[Dataset rows about figures]
* * * * * * * * *
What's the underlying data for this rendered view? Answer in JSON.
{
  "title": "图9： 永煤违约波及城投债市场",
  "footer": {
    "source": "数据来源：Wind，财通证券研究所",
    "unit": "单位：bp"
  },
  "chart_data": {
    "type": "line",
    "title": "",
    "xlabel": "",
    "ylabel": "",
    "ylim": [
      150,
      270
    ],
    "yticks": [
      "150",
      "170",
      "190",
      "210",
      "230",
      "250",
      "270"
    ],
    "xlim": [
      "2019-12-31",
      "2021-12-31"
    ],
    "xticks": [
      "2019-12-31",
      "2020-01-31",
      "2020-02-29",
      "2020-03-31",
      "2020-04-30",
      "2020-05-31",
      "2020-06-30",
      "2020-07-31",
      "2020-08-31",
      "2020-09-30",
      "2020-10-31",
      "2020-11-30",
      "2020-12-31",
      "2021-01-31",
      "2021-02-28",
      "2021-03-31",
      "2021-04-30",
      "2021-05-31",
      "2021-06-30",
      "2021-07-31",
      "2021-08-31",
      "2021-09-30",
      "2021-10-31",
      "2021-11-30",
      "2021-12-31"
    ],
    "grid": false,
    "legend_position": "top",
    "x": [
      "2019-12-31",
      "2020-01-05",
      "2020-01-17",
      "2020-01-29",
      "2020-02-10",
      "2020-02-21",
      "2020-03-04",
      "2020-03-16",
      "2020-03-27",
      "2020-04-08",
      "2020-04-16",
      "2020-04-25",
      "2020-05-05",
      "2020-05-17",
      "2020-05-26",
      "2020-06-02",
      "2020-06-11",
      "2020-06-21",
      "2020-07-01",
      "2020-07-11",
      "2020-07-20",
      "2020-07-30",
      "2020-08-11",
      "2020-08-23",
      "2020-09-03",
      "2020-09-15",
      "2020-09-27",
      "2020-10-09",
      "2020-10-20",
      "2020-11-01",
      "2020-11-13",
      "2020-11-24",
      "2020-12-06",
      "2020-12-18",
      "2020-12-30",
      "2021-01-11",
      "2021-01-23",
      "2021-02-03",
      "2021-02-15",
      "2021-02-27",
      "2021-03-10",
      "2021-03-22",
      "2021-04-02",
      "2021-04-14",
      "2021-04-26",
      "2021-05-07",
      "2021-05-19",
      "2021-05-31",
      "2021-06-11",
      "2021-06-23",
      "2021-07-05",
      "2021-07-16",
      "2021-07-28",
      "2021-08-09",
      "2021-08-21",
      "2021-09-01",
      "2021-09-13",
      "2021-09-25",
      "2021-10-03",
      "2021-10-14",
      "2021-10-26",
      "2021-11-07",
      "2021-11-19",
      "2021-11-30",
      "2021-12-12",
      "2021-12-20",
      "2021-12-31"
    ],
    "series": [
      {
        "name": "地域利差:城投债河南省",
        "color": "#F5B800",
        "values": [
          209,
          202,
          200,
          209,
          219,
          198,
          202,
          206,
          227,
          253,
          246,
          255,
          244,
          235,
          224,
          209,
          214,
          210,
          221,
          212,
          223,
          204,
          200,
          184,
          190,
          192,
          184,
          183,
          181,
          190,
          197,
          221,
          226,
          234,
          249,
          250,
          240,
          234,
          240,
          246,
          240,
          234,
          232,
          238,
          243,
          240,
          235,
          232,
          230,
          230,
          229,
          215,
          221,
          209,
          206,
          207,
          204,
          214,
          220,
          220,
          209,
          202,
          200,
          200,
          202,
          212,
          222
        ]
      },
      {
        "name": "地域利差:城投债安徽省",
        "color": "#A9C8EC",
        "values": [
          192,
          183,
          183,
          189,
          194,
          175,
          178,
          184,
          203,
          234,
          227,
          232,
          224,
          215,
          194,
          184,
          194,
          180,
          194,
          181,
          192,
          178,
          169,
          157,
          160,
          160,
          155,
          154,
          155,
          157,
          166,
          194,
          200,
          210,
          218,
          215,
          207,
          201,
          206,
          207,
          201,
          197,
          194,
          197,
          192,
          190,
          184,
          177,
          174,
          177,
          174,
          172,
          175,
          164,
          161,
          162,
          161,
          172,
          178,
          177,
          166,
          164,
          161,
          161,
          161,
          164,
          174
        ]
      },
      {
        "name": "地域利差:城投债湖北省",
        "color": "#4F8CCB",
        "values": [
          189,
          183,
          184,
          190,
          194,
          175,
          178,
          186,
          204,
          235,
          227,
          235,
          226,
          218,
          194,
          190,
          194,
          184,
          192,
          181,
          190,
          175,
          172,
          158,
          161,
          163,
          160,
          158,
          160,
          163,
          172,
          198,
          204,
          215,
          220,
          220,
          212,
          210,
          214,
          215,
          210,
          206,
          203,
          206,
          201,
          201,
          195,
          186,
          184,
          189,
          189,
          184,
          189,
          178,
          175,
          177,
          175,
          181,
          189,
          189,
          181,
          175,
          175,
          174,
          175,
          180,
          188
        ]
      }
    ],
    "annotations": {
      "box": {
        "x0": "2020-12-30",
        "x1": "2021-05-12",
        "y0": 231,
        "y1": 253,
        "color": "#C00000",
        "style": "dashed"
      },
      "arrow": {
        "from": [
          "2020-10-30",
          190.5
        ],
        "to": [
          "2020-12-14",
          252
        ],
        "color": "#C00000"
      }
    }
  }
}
* * * * * * * * *
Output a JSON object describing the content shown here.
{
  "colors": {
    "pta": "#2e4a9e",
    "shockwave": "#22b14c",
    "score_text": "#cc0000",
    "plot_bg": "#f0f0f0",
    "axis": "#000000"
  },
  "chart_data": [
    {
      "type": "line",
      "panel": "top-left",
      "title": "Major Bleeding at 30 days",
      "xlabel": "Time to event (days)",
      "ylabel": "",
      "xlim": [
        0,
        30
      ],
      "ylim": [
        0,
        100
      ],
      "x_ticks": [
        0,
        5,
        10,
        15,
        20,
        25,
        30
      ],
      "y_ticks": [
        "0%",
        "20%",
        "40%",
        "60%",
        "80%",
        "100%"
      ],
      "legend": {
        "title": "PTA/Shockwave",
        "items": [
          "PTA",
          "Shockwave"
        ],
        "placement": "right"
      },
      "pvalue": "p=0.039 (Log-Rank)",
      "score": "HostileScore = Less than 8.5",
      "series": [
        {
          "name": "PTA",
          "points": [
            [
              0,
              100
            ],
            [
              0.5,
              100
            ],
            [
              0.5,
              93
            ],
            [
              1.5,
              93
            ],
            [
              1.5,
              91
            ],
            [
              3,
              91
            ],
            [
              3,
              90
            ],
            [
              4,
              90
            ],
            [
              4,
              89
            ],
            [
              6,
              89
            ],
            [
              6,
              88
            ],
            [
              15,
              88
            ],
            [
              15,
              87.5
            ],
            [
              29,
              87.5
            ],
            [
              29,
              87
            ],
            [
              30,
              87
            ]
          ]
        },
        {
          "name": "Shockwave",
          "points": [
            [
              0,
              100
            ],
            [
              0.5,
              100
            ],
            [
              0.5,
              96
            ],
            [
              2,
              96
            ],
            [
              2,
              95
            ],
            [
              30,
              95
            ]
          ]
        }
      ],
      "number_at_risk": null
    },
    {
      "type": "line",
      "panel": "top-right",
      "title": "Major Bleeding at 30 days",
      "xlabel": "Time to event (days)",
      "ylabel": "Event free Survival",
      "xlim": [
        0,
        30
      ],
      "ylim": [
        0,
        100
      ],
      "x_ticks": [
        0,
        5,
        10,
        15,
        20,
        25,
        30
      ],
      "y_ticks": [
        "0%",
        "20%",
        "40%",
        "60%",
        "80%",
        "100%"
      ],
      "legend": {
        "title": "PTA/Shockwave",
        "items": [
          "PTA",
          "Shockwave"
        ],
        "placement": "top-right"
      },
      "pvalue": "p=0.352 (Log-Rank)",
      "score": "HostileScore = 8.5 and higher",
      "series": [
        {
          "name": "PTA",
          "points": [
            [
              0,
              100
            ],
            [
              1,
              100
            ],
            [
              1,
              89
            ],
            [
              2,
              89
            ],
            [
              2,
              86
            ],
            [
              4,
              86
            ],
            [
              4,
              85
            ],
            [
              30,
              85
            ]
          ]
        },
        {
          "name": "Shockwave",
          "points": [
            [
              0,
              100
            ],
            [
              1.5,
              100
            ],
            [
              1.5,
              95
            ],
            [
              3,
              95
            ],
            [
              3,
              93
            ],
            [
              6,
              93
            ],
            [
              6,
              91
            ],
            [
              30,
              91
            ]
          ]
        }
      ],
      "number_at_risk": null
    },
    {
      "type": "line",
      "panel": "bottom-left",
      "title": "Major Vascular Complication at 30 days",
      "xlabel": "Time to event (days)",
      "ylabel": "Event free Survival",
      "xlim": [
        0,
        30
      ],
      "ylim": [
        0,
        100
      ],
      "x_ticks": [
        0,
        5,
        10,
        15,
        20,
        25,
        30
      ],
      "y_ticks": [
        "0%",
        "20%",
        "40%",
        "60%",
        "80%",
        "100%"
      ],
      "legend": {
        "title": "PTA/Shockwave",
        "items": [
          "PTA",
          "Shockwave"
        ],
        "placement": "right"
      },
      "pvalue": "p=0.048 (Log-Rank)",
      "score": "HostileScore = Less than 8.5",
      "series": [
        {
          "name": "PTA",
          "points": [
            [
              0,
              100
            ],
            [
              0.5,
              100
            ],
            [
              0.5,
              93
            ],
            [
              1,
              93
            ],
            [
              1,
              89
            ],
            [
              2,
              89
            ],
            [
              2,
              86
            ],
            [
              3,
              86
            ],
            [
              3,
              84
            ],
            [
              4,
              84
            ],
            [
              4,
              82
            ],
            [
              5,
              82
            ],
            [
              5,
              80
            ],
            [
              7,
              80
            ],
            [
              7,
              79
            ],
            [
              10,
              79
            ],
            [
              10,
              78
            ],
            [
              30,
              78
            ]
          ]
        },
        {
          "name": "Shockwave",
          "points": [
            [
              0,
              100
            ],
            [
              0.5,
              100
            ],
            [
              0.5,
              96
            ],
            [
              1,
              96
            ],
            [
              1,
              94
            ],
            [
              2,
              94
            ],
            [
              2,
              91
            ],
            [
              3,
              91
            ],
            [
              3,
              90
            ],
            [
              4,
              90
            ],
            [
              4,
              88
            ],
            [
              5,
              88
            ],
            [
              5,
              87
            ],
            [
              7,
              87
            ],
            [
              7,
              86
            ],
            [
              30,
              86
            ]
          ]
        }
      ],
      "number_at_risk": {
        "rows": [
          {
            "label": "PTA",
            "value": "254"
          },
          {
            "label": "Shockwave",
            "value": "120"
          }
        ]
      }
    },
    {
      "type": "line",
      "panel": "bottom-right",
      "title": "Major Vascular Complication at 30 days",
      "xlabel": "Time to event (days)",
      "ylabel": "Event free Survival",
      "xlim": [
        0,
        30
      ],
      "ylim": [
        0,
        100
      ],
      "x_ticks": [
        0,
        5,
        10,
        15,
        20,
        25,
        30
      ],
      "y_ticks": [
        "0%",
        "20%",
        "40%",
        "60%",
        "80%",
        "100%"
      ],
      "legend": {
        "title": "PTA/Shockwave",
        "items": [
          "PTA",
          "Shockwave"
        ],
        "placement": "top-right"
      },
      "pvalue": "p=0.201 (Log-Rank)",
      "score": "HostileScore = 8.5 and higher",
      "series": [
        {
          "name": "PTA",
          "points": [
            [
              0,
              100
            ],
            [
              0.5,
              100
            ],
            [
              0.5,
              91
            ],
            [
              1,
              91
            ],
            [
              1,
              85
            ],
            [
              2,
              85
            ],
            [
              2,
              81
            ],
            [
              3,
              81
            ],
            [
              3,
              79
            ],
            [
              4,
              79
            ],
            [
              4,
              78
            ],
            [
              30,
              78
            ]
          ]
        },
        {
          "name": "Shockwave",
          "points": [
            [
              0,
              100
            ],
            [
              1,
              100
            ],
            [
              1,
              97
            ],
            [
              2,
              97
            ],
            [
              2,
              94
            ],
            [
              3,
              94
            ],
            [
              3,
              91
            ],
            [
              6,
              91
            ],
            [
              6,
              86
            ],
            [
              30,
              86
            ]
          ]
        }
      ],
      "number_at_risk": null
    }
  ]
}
* * * * * * * * *
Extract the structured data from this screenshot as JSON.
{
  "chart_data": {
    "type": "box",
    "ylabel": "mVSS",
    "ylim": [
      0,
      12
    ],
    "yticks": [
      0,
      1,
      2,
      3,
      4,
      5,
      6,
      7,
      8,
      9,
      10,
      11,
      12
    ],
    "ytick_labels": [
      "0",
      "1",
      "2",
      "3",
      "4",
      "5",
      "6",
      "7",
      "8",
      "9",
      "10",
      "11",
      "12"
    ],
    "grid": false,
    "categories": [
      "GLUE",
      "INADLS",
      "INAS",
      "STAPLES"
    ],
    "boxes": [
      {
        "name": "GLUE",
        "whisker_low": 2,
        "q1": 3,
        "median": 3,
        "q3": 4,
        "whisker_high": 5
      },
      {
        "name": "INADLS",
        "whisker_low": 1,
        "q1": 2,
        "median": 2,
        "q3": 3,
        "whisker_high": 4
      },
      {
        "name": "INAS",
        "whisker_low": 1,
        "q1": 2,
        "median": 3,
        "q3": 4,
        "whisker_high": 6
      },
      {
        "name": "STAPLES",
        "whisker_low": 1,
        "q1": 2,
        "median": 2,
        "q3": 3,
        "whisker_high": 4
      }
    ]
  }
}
* * * * * * * * *
Write out every line of the preceding listing that contains "this".

* **EXERCISE RESPONSE**
What's the underlying data for this rendered view? Answer in JSON.
Extract the structured data from this screenshot as JSON.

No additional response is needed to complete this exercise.